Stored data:
::::
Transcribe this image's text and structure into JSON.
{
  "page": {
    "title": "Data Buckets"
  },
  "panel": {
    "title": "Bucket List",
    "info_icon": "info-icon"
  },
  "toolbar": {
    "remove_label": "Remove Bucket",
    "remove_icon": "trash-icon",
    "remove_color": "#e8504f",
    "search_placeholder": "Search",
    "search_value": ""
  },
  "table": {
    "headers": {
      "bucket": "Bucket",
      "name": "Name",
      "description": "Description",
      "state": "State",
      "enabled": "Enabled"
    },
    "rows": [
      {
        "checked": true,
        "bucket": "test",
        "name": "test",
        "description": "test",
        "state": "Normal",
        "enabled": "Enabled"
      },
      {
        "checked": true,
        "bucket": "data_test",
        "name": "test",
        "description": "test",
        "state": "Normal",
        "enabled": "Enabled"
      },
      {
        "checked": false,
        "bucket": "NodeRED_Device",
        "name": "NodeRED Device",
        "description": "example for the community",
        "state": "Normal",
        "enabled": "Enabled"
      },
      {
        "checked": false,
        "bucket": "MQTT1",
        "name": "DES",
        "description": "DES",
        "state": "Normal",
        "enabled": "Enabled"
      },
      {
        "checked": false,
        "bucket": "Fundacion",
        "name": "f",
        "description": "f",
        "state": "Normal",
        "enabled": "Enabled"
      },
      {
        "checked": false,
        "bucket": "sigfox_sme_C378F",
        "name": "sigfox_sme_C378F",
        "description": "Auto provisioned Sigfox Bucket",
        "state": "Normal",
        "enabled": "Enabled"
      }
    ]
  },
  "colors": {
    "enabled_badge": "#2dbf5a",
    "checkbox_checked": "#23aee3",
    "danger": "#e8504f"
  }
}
::::
Task details:
Produce an exact copy of all the records.

Task response:
Transcribe this image's text and structure into JSON.
{
  "page": {
    "title": "Data Buckets"
  },
  "panel": {
    "title": "Bucket List",
    "info_icon": "info-icon"
  },
  "toolbar": {
    "remove_label": "Remove Bucket",
    "remove_icon": "trash-icon",
    "remove_color": "#e8504f",
    "search_placeholder": "Search",
    "search_value": ""
  },
  "table": {
    "headers": {
      "bucket": "Bucket",
      "name": "Name",
      "description": "Description",
      "state": "State",
      "enabled": "Enabled"
    },
    "rows": [
      {
        "checked": true,
        "bucket": "test",
        "name": "test",
        "description": "test",
        "state": "Normal",
        "enabled": "Enabled"
      },
      {
        "checked": true,
        "bucket": "data_test",
        "name": "test",
        "description": "test",
        "state": "Normal",
        "enabled": "Enabled"
      },
      {
        "checked": false,
        "bucket": "NodeRED_Device",
        "name": "NodeRED Device",
        "description": "example for the community",
        "state": "Normal",
        "enabled": "Enabled"
      },
      {
        "checked": false,
        "bucket": "MQTT1",
        "name": "DES",
        "description": "DES",
        "state": "Normal",
        "enabled": "Enabled"
      },
      {
        "checked": false,
        "bucket": "Fundacion",
        "name": "f",
        "description": "f",
        "state": "Normal",
        "enabled": "Enabled"
      },
      {
        "checked": false,
        "bucket": "sigfox_sme_C378F",
        "name": "sigfox_sme_C378F",
        "description": "Auto provisioned Sigfox Bucket",
        "state": "Normal",
        "enabled": "Enabled"
      }
    ]
  },
  "colors": {
    "enabled_badge": "#2dbf5a",
    "checkbox_checked": "#23aee3",
    "danger": "#e8504f"
  }
}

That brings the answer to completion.